Text section:
══════════

If \( \$ 550 \) are deposited into an account with a \( 7.5 \% \) interest rate, compounded nonthly, what is the balance after 14 years? \[ F=\$[?] \] \( F=P\left(1+\frac{t}{n}\right)^{\mathrm{nt}} \)

To find the future balance of an investment compounded monthly, you can use the formula: \[ F = P \left(1 + \frac{r}{n}\right)^{nt} \] where: - \( P = 550 \) - \( r = 0.075 \) (which is \( 7.5\% \)) - \( n = 12 \) (monthly compounding) - \( t = 14 \) Now, substituting these values into the formula: 1. Calculate \( \frac{r}{n} = \frac{0.075}{12} = 0.00625 \). 2. Calculate \( nt = 12 \times 14 = 168 \). 3. Finally, substitute and calculate: \[ F = 550 \left(1 + 0.00625\right)^{168} = 550 \left(1.00625\right)^{168} \] Using a calculator to compute \( (1.00625)^{168} \) gives approximately \( 2.833157 \). Now, calculate: \[ F \approx 550 \times 2.833157 \approx 1558.24 \] Thus, the balance after 14 years will be approximately: \[ F \approx \$1558.24 \] The balance after 14 years would be approximately \( \$1558.24 \).

══════════

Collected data
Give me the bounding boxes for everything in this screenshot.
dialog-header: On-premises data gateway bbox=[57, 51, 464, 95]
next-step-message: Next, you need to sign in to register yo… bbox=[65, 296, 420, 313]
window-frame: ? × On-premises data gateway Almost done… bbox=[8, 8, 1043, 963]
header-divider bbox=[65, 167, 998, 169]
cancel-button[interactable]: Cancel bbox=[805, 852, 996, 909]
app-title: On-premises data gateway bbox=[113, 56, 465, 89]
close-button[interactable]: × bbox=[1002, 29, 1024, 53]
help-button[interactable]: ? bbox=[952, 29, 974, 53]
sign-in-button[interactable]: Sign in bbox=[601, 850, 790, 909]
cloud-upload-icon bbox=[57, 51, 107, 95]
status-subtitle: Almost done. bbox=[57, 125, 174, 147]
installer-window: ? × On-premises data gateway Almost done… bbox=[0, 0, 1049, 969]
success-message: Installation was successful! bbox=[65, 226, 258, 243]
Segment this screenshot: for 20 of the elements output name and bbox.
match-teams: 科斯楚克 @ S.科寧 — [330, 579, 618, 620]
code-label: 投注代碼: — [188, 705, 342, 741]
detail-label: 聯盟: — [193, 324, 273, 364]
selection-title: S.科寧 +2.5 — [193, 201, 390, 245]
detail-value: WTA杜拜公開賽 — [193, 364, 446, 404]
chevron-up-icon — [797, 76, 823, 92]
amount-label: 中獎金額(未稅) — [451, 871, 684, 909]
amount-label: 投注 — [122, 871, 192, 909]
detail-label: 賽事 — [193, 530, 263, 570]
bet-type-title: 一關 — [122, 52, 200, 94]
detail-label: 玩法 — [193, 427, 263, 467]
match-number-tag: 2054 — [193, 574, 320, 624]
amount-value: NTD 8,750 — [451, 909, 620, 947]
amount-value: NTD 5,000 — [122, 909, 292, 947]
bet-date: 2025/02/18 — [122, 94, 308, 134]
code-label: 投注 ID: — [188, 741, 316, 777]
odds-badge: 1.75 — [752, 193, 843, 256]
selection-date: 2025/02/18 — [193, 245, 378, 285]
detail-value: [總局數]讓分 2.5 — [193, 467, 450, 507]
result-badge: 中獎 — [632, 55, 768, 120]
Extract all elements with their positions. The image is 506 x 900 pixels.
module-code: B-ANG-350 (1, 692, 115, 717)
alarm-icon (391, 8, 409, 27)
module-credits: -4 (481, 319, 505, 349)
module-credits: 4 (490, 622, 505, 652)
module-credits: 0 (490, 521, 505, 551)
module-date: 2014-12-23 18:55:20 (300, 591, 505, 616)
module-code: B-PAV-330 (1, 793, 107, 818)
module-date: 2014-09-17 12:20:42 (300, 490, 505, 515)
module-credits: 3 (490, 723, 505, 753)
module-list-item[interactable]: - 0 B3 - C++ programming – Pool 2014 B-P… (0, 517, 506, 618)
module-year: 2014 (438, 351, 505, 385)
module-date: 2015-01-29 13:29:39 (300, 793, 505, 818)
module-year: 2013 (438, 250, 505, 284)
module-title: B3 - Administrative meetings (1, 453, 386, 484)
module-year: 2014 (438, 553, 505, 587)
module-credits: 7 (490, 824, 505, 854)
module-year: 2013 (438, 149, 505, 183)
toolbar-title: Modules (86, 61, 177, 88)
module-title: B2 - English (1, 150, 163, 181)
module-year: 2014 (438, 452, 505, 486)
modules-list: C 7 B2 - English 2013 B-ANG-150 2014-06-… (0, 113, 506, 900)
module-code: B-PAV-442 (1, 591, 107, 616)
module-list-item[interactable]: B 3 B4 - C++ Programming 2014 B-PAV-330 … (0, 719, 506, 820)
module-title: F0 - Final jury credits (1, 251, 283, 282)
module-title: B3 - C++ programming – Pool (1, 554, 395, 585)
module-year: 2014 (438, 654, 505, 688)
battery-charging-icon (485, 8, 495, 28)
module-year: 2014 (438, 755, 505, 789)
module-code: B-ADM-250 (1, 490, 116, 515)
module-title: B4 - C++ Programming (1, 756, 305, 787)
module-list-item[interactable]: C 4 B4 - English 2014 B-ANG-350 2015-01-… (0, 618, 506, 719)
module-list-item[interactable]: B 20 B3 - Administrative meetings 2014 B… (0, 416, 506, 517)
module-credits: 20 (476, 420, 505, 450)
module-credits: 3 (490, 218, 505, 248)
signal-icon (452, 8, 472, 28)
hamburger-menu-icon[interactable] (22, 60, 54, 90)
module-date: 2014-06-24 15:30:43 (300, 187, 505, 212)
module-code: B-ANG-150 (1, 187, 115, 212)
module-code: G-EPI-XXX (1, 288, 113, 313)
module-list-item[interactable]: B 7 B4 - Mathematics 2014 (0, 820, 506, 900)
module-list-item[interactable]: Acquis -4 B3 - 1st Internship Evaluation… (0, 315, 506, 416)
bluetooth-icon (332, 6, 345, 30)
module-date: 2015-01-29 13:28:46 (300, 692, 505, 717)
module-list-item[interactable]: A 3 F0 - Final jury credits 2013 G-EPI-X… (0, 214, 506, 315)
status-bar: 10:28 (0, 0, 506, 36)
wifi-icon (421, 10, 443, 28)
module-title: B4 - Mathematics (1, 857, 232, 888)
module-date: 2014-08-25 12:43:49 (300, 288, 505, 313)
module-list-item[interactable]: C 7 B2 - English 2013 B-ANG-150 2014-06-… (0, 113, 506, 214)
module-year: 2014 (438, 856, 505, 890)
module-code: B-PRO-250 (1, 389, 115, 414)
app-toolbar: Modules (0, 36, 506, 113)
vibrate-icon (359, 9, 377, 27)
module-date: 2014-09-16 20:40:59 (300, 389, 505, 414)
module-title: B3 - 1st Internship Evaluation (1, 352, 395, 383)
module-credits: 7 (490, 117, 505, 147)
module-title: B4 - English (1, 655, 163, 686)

══════════

In the compound interest text, what value does the solution use for n, and what is the stated reason? The lines are separate material with no connection to the compound interest text.

It uses n = 12 because the interest is compounded monthly.